Repeat all of the data precisely.

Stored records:
--*--
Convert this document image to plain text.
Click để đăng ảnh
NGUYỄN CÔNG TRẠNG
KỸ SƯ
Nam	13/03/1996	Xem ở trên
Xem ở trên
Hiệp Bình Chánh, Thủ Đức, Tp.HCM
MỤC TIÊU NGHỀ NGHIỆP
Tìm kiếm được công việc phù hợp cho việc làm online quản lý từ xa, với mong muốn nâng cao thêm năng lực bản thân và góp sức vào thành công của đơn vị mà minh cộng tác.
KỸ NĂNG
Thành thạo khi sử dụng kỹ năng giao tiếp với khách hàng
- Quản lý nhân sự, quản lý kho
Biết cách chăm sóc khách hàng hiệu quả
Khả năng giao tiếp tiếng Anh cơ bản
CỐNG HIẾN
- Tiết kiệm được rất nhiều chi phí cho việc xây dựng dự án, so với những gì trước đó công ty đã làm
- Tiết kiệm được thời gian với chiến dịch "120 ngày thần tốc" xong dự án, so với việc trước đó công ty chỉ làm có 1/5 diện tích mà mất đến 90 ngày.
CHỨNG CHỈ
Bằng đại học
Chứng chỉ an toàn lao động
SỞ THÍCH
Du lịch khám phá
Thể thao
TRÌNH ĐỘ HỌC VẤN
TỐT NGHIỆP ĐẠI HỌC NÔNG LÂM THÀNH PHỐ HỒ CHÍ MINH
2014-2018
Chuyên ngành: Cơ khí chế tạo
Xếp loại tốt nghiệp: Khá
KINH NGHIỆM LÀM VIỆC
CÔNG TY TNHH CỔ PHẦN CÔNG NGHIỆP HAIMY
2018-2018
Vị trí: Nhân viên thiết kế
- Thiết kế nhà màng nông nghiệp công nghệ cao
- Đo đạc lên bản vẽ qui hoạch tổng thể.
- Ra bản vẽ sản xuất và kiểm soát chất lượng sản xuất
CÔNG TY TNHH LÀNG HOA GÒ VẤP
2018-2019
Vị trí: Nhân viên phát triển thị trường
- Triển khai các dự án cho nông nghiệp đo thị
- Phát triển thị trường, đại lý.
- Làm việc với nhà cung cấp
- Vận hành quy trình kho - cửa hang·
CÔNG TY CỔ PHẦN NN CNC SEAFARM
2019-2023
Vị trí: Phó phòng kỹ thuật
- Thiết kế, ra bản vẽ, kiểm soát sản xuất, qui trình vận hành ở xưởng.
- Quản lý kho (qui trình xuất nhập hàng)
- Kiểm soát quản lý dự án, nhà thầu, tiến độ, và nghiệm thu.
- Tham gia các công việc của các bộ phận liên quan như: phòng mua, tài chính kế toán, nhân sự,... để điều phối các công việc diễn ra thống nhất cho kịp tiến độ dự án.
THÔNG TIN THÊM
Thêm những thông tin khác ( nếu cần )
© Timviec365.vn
--*--
■ PROBLEM SOLUTION ■
Convert this document image to plain text.
Click để đăng ảnh
NGUYỄN CÔNG TRẠNG
KỸ SƯ
Nam	13/03/1996	Xem ở trên
Xem ở trên
Hiệp Bình Chánh, Thủ Đức, Tp.HCM
MỤC TIÊU NGHỀ NGHIỆP
Tìm kiếm được công việc phù hợp cho việc làm online quản lý từ xa, với mong muốn nâng cao thêm năng lực bản thân và góp sức vào thành công của đơn vị mà minh cộng tác.
KỸ NĂNG
Thành thạo khi sử dụng kỹ năng giao tiếp với khách hàng
- Quản lý nhân sự, quản lý kho
Biết cách chăm sóc khách hàng hiệu quả
Khả năng giao tiếp tiếng Anh cơ bản
CỐNG HIẾN
- Tiết kiệm được rất nhiều chi phí cho việc xây dựng dự án, so với những gì trước đó công ty đã làm
- Tiết kiệm được thời gian với chiến dịch "120 ngày thần tốc" xong dự án, so với việc trước đó công ty chỉ làm có 1/5 diện tích mà mất đến 90 ngày.
CHỨNG CHỈ
Bằng đại học
Chứng chỉ an toàn lao động
SỞ THÍCH
Du lịch khám phá
Thể thao
TRÌNH ĐỘ HỌC VẤN
TỐT NGHIỆP ĐẠI HỌC NÔNG LÂM THÀNH PHỐ HỒ CHÍ MINH
2014-2018
Chuyên ngành: Cơ khí chế tạo
Xếp loại tốt nghiệp: Khá
KINH NGHIỆM LÀM VIỆC
CÔNG TY TNHH CỔ PHẦN CÔNG NGHIỆP HAIMY
2018-2018
Vị trí: Nhân viên thiết kế
- Thiết kế nhà màng nông nghiệp công nghệ cao
- Đo đạc lên bản vẽ qui hoạch tổng thể.
- Ra bản vẽ sản xuất và kiểm soát chất lượng sản xuất
CÔNG TY TNHH LÀNG HOA GÒ VẤP
2018-2019
Vị trí: Nhân viên phát triển thị trường
- Triển khai các dự án cho nông nghiệp đo thị
- Phát triển thị trường, đại lý.
- Làm việc với nhà cung cấp
- Vận hành quy trình kho - cửa hang·
CÔNG TY CỔ PHẦN NN CNC SEAFARM
2019-2023
Vị trí: Phó phòng kỹ thuật
- Thiết kế, ra bản vẽ, kiểm soát sản xuất, qui trình vận hành ở xưởng.
- Quản lý kho (qui trình xuất nhập hàng)
- Kiểm soát quản lý dự án, nhà thầu, tiến độ, và nghiệm thu.
- Tham gia các công việc của các bộ phận liên quan như: phòng mua, tài chính kế toán, nhân sự,... để điều phối các công việc diễn ra thống nhất cho kịp tiến độ dự án.
THÔNG TIN THÊM
Thêm những thông tin khác ( nếu cần )
© Timviec365.vn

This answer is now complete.